**DATA SHOWN:**

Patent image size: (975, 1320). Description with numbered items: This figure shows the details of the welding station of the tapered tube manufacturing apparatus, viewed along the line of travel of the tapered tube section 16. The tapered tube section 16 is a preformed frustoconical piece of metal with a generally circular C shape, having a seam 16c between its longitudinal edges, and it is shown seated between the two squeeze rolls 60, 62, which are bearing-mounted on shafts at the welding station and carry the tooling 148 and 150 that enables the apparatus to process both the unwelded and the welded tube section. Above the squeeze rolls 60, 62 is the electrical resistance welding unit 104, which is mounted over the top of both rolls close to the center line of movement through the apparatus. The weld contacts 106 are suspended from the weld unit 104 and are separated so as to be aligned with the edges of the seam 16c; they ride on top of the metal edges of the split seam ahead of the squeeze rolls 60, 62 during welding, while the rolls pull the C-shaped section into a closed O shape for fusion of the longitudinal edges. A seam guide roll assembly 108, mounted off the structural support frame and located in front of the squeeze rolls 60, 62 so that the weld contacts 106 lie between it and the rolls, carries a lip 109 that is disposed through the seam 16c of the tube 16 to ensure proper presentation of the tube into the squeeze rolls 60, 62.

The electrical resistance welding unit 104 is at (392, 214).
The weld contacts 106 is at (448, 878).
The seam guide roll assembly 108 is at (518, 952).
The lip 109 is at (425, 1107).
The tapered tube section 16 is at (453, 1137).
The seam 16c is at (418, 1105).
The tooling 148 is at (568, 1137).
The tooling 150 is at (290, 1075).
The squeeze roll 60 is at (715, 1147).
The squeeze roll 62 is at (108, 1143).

**GOAL:** Could you copy out every line of the material above, word for word and without changes?

**SOLVED PROBLEM:**
Patent image size: (975, 1320). Description with numbered items: This figure shows the details of the welding station of the tapered tube manufacturing apparatus, viewed along the line of travel of the tapered tube section 16. The tapered tube section 16 is a preformed frustoconical piece of metal with a generally circular C shape, having a seam 16c between its longitudinal edges, and it is shown seated between the two squeeze rolls 60, 62, which are bearing-mounted on shafts at the welding station and carry the tooling 148 and 150 that enables the apparatus to process both the unwelded and the welded tube section. Above the squeeze rolls 60, 62 is the electrical resistance welding unit 104, which is mounted over the top of both rolls close to the center line of movement through the apparatus. The weld contacts 106 are suspended from the weld unit 104 and are separated so as to be aligned with the edges of the seam 16c; they ride on top of the metal edges of the split seam ahead of the squeeze rolls 60, 62 during welding, while the rolls pull the C-shaped section into a closed O shape for fusion of the longitudinal edges. A seam guide roll assembly 108, mounted off the structural support frame and located in front of the squeeze rolls 60, 62 so that the weld contacts 106 lie between it and the rolls, carries a lip 109 that is disposed through the seam 16c of the tube 16 to ensure proper presentation of the tube into the squeeze rolls 60, 62.

The electrical resistance welding unit 104 is at (392, 214).
The weld contacts 106 is at (448, 878).
The seam guide roll assembly 108 is at (518, 952).
The lip 109 is at (425, 1107).
The tapered tube section 16 is at (453, 1137).
The seam 16c is at (418, 1105).
The tooling 148 is at (568, 1137).
The tooling 150 is at (290, 1075).
The squeeze roll 60 is at (715, 1147).
The squeeze roll 62 is at (108, 1143).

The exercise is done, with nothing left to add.